Items listed in a dataset:

-- BEGIN --

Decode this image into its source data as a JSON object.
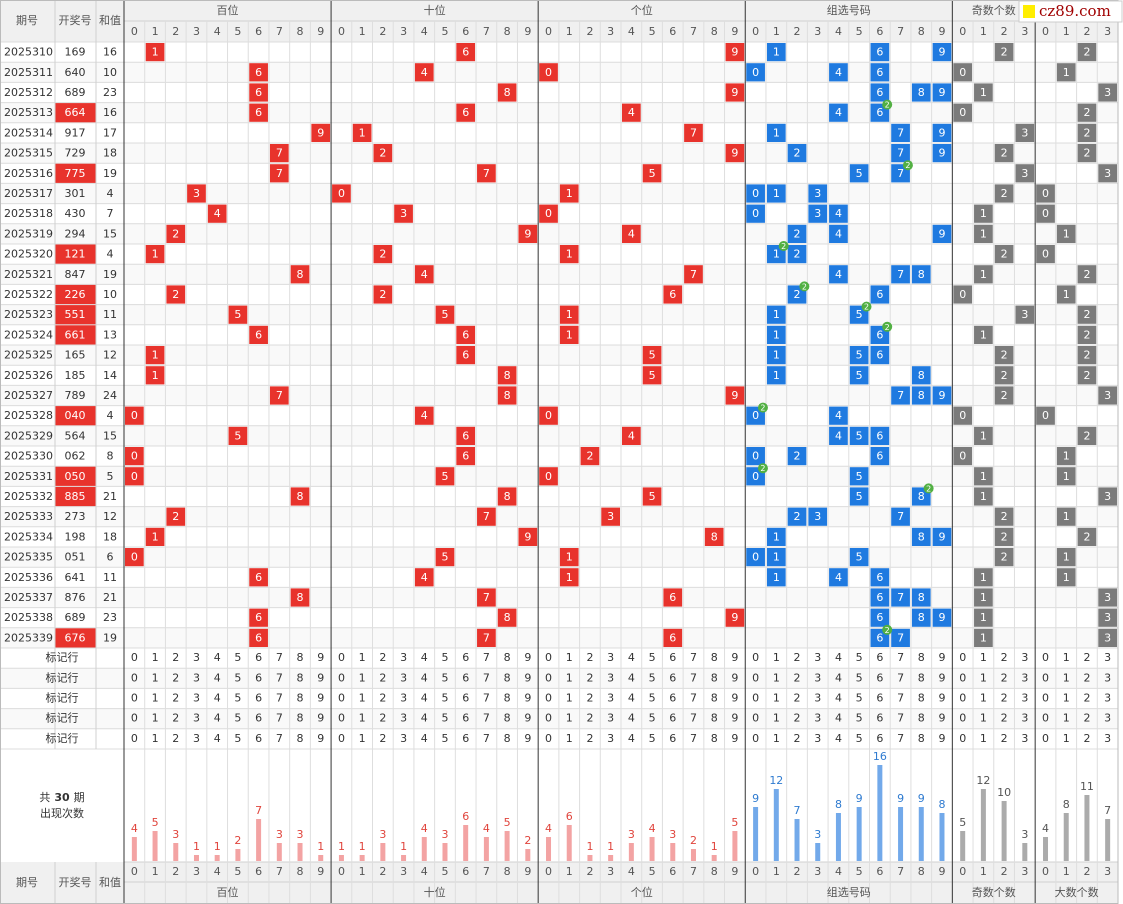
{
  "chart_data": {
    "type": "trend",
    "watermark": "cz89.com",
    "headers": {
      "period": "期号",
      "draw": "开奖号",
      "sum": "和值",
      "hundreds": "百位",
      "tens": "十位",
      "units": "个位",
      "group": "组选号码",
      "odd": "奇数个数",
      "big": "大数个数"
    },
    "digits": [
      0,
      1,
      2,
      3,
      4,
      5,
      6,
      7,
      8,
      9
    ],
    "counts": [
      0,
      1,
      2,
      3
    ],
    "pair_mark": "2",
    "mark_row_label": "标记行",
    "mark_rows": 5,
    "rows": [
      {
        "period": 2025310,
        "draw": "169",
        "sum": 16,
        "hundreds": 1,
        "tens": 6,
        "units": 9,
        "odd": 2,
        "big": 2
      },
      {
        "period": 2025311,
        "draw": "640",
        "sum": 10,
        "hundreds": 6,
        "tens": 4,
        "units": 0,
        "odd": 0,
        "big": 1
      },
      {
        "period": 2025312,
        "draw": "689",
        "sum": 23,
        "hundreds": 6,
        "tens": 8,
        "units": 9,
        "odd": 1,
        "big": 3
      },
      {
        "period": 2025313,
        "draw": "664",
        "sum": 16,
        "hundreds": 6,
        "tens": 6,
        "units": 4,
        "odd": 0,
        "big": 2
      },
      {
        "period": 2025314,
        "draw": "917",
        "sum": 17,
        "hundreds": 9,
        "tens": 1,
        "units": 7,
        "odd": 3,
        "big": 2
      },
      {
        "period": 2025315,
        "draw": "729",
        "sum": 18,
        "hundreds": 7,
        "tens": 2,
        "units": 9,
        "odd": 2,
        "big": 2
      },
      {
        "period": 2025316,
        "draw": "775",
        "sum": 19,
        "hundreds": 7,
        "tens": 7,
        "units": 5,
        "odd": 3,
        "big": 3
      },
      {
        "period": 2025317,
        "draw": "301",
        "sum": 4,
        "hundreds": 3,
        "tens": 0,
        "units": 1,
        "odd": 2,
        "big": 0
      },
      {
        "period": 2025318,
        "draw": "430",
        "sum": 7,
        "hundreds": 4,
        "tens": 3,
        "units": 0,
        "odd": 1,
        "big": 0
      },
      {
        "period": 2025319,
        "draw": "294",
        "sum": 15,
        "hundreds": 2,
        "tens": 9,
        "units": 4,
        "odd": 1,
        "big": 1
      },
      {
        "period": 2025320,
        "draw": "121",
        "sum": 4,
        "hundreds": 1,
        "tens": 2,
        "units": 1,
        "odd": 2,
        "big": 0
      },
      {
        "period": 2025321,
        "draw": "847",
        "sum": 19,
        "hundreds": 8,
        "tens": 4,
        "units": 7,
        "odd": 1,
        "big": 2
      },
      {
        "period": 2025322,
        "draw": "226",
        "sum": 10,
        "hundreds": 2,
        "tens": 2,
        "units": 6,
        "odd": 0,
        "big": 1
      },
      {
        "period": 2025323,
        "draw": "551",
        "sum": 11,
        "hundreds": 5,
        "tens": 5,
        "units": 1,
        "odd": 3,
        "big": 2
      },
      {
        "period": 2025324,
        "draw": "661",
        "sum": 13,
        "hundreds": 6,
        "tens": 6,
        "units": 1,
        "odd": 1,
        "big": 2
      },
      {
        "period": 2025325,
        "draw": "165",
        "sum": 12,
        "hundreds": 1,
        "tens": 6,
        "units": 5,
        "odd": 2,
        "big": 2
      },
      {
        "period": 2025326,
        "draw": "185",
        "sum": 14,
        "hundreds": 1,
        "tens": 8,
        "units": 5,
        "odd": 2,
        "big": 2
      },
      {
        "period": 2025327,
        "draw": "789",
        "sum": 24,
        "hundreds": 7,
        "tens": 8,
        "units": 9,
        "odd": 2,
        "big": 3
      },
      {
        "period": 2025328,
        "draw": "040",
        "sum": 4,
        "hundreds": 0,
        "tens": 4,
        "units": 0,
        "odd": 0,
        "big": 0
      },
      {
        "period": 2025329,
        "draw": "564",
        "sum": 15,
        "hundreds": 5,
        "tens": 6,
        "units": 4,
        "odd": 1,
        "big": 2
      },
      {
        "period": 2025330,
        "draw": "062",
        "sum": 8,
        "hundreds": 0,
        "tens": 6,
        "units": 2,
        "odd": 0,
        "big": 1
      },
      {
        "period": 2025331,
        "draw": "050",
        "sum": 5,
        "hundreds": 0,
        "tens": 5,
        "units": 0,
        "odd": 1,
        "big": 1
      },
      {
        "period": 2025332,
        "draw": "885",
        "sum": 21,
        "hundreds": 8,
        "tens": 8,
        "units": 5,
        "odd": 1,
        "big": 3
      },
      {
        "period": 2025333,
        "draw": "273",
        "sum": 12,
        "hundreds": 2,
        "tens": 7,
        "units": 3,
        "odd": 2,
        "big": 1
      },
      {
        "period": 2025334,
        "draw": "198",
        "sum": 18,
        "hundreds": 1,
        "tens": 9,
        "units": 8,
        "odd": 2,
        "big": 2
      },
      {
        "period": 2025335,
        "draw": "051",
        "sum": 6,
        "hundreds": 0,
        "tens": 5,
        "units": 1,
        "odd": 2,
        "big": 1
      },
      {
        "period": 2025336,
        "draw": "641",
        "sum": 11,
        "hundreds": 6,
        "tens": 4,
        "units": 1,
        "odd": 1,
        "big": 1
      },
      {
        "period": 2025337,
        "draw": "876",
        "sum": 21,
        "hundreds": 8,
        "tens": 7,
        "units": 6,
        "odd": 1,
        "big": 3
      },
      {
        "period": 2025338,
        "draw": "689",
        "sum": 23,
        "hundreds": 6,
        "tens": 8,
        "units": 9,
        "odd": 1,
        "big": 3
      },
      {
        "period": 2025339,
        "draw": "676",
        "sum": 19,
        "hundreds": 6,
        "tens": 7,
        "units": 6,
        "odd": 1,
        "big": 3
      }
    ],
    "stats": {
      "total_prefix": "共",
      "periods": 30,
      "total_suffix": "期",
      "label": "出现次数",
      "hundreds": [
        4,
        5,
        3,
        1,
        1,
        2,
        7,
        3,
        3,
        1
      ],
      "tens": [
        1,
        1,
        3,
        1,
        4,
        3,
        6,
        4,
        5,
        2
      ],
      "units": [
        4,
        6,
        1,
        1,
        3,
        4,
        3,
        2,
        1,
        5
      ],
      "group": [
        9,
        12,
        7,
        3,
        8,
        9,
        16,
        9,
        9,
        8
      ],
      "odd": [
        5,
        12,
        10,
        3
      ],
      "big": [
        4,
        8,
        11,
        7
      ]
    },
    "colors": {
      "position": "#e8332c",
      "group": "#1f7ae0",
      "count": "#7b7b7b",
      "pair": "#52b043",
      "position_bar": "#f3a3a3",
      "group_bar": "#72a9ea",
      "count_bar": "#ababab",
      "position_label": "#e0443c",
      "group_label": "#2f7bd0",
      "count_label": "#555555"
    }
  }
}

-- END --

Task prompt:
Pictures don't belong in the copy. Restate all the entries exactly.

Full answer:
Decode this image into its source data as a JSON object.
{
  "chart_data": {
    "type": "trend",
    "watermark": "cz89.com",
    "headers": {
      "period": "期号",
      "draw": "开奖号",
      "sum": "和值",
      "hundreds": "百位",
      "tens": "十位",
      "units": "个位",
      "group": "组选号码",
      "odd": "奇数个数",
      "big": "大数个数"
    },
    "digits": [
      0,
      1,
      2,
      3,
      4,
      5,
      6,
      7,
      8,
      9
    ],
    "counts": [
      0,
      1,
      2,
      3
    ],
    "pair_mark": "2",
    "mark_row_label": "标记行",
    "mark_rows": 5,
    "rows": [
      {
        "period": 2025310,
        "draw": "169",
        "sum": 16,
        "hundreds": 1,
        "tens": 6,
        "units": 9,
        "odd": 2,
        "big": 2
      },
      {
        "period": 2025311,
        "draw": "640",
        "sum": 10,
        "hundreds": 6,
        "tens": 4,
        "units": 0,
        "odd": 0,
        "big": 1
      },
      {
        "period": 2025312,
        "draw": "689",
        "sum": 23,
        "hundreds": 6,
        "tens": 8,
        "units": 9,
        "odd": 1,
        "big": 3
      },
      {
        "period": 2025313,
        "draw": "664",
        "sum": 16,
        "hundreds": 6,
        "tens": 6,
        "units": 4,
        "odd": 0,
        "big": 2
      },
      {
        "period": 2025314,
        "draw": "917",
        "sum": 17,
        "hundreds": 9,
        "tens": 1,
        "units": 7,
        "odd": 3,
        "big": 2
      },
      {
        "period": 2025315,
        "draw": "729",
        "sum": 18,
        "hundreds": 7,
        "tens": 2,
        "units": 9,
        "odd": 2,
        "big": 2
      },
      {
        "period": 2025316,
        "draw": "775",
        "sum": 19,
        "hundreds": 7,
        "tens": 7,
        "units": 5,
        "odd": 3,
        "big": 3
      },
      {
        "period": 2025317,
        "draw": "301",
        "sum": 4,
        "hundreds": 3,
        "tens": 0,
        "units": 1,
        "odd": 2,
        "big": 0
      },
      {
        "period": 2025318,
        "draw": "430",
        "sum": 7,
        "hundreds": 4,
        "tens": 3,
        "units": 0,
        "odd": 1,
        "big": 0
      },
      {
        "period": 2025319,
        "draw": "294",
        "sum": 15,
        "hundreds": 2,
        "tens": 9,
        "units": 4,
        "odd": 1,
        "big": 1
      },
      {
        "period": 2025320,
        "draw": "121",
        "sum": 4,
        "hundreds": 1,
        "tens": 2,
        "units": 1,
        "odd": 2,
        "big": 0
      },
      {
        "period": 2025321,
        "draw": "847",
        "sum": 19,
        "hundreds": 8,
        "tens": 4,
        "units": 7,
        "odd": 1,
        "big": 2
      },
      {
        "period": 2025322,
        "draw": "226",
        "sum": 10,
        "hundreds": 2,
        "tens": 2,
        "units": 6,
        "odd": 0,
        "big": 1
      },
      {
        "period": 2025323,
        "draw": "551",
        "sum": 11,
        "hundreds": 5,
        "tens": 5,
        "units": 1,
        "odd": 3,
        "big": 2
      },
      {
        "period": 2025324,
        "draw": "661",
        "sum": 13,
        "hundreds": 6,
        "tens": 6,
        "units": 1,
        "odd": 1,
        "big": 2
      },
      {
        "period": 2025325,
        "draw": "165",
        "sum": 12,
        "hundreds": 1,
        "tens": 6,
        "units": 5,
        "odd": 2,
        "big": 2
      },
      {
        "period": 2025326,
        "draw": "185",
        "sum": 14,
        "hundreds": 1,
        "tens": 8,
        "units": 5,
        "odd": 2,
        "big": 2
      },
      {
        "period": 2025327,
        "draw": "789",
        "sum": 24,
        "hundreds": 7,
        "tens": 8,
        "units": 9,
        "odd": 2,
        "big": 3
      },
      {
        "period": 2025328,
        "draw": "040",
        "sum": 4,
        "hundreds": 0,
        "tens": 4,
        "units": 0,
        "odd": 0,
        "big": 0
      },
      {
        "period": 2025329,
        "draw": "564",
        "sum": 15,
        "hundreds": 5,
        "tens": 6,
        "units": 4,
        "odd": 1,
        "big": 2
      },
      {
        "period": 2025330,
        "draw": "062",
        "sum": 8,
        "hundreds": 0,
        "tens": 6,
        "units": 2,
        "odd": 0,
        "big": 1
      },
      {
        "period": 2025331,
        "draw": "050",
        "sum": 5,
        "hundreds": 0,
        "tens": 5,
        "units": 0,
        "odd": 1,
        "big": 1
      },
      {
        "period": 2025332,
        "draw": "885",
        "sum": 21,
        "hundreds": 8,
        "tens": 8,
        "units": 5,
        "odd": 1,
        "big": 3
      },
      {
        "period": 2025333,
        "draw": "273",
        "sum": 12,
        "hundreds": 2,
        "tens": 7,
        "units": 3,
        "odd": 2,
        "big": 1
      },
      {
        "period": 2025334,
        "draw": "198",
        "sum": 18,
        "hundreds": 1,
        "tens": 9,
        "units": 8,
        "odd": 2,
        "big": 2
      },
      {
        "period": 2025335,
        "draw": "051",
        "sum": 6,
        "hundreds": 0,
        "tens": 5,
        "units": 1,
        "odd": 2,
        "big": 1
      },
      {
        "period": 2025336,
        "draw": "641",
        "sum": 11,
        "hundreds": 6,
        "tens": 4,
        "units": 1,
        "odd": 1,
        "big": 1
      },
      {
        "period": 2025337,
        "draw": "876",
        "sum": 21,
        "hundreds": 8,
        "tens": 7,
        "units": 6,
        "odd": 1,
        "big": 3
      },
      {
        "period": 2025338,
        "draw": "689",
        "sum": 23,
        "hundreds": 6,
        "tens": 8,
        "units": 9,
        "odd": 1,
        "big": 3
      },
      {
        "period": 2025339,
        "draw": "676",
        "sum": 19,
        "hundreds": 6,
        "tens": 7,
        "units": 6,
        "odd": 1,
        "big": 3
      }
    ],
    "stats": {
      "total_prefix": "共",
      "periods": 30,
      "total_suffix": "期",
      "label": "出现次数",
      "hundreds": [
        4,
        5,
        3,
        1,
        1,
        2,
        7,
        3,
        3,
        1
      ],
      "tens": [
        1,
        1,
        3,
        1,
        4,
        3,
        6,
        4,
        5,
        2
      ],
      "units": [
        4,
        6,
        1,
        1,
        3,
        4,
        3,
        2,
        1,
        5
      ],
      "group": [
        9,
        12,
        7,
        3,
        8,
        9,
        16,
        9,
        9,
        8
      ],
      "odd": [
        5,
        12,
        10,
        3
      ],
      "big": [
        4,
        8,
        11,
        7
      ]
    },
    "colors": {
      "position": "#e8332c",
      "group": "#1f7ae0",
      "count": "#7b7b7b",
      "pair": "#52b043",
      "position_bar": "#f3a3a3",
      "group_bar": "#72a9ea",
      "count_bar": "#ababab",
      "position_label": "#e0443c",
      "group_label": "#2f7bd0",
      "count_label": "#555555"
    }
  }
}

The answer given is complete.